## [Task statement]
Say how many lines include the word "Dieu", using only a number.

# Start of Record extracts

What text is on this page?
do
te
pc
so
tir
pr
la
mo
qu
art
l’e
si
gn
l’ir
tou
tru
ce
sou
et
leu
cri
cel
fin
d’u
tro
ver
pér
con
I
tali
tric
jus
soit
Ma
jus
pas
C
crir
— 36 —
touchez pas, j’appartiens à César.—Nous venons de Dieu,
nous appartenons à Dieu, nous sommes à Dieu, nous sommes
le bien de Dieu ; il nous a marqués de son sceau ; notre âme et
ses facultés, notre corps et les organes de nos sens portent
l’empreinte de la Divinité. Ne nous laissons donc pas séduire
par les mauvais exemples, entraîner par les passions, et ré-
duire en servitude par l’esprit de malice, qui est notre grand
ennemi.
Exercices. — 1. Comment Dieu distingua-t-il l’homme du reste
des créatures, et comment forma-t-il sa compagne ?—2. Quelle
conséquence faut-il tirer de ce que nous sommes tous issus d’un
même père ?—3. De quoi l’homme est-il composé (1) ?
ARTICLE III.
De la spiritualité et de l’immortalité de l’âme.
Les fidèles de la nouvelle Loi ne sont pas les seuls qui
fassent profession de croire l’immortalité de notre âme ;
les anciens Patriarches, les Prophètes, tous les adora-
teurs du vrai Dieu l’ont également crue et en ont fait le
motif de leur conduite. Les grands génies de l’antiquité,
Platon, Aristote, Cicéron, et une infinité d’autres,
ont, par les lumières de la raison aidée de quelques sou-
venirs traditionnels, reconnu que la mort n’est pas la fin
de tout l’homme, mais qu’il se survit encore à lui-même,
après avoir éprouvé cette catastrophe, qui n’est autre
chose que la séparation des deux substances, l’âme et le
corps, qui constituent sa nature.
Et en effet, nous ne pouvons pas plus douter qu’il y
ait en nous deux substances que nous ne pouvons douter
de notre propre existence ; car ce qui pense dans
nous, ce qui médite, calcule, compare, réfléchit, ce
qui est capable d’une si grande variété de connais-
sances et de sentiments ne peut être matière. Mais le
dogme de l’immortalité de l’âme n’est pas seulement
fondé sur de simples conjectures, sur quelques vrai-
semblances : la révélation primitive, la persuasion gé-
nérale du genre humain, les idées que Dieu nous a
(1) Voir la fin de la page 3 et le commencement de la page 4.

# End of Record extracts

## [Worked solution]
6